== Provided records ==
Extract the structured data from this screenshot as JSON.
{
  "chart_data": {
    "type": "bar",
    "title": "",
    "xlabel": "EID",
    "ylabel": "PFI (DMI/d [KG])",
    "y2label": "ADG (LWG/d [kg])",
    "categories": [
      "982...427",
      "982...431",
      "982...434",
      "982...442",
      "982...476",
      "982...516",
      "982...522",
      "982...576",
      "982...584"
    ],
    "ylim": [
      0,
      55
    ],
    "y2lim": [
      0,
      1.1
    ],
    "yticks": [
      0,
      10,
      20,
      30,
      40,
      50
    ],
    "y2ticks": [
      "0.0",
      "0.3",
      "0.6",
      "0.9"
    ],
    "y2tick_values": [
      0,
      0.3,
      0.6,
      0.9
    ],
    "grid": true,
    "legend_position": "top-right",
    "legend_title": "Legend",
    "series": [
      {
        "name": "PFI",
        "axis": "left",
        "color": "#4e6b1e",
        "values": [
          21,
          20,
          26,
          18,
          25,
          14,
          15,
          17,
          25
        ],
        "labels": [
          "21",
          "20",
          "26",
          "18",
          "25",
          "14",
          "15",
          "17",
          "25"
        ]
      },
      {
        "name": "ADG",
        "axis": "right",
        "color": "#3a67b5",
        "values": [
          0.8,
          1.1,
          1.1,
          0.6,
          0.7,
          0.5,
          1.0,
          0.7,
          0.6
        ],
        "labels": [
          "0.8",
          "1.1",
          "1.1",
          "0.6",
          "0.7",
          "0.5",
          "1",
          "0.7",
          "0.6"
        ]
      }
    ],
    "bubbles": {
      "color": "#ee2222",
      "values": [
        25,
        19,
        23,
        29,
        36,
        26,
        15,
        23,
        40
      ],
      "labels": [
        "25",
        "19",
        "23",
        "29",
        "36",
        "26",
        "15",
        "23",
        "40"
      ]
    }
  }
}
===
_What you have to do_. Produce an exact copy of every entry above.

_Task answer_.
Extract the structured data from this screenshot as JSON.
{
  "chart_data": {
    "type": "bar",
    "title": "",
    "xlabel": "EID",
    "ylabel": "PFI (DMI/d [KG])",
    "y2label": "ADG (LWG/d [kg])",
    "categories": [
      "982...427",
      "982...431",
      "982...434",
      "982...442",
      "982...476",
      "982...516",
      "982...522",
      "982...576",
      "982...584"
    ],
    "ylim": [
      0,
      55
    ],
    "y2lim": [
      0,
      1.1
    ],
    "yticks": [
      0,
      10,
      20,
      30,
      40,
      50
    ],
    "y2ticks": [
      "0.0",
      "0.3",
      "0.6",
      "0.9"
    ],
    "y2tick_values": [
      0,
      0.3,
      0.6,
      0.9
    ],
    "grid": true,
    "legend_position": "top-right",
    "legend_title": "Legend",
    "series": [
      {
        "name": "PFI",
        "axis": "left",
        "color": "#4e6b1e",
        "values": [
          21,
          20,
          26,
          18,
          25,
          14,
          15,
          17,
          25
        ],
        "labels": [
          "21",
          "20",
          "26",
          "18",
          "25",
          "14",
          "15",
          "17",
          "25"
        ]
      },
      {
        "name": "ADG",
        "axis": "right",
        "color": "#3a67b5",
        "values": [
          0.8,
          1.1,
          1.1,
          0.6,
          0.7,
          0.5,
          1.0,
          0.7,
          0.6
        ],
        "labels": [
          "0.8",
          "1.1",
          "1.1",
          "0.6",
          "0.7",
          "0.5",
          "1",
          "0.7",
          "0.6"
        ]
      }
    ],
    "bubbles": {
      "color": "#ee2222",
      "values": [
        25,
        19,
        23,
        29,
        36,
        26,
        15,
        23,
        40
      ],
      "labels": [
        "25",
        "19",
        "23",
        "29",
        "36",
        "26",
        "15",
        "23",
        "40"
      ]
    }
  }
}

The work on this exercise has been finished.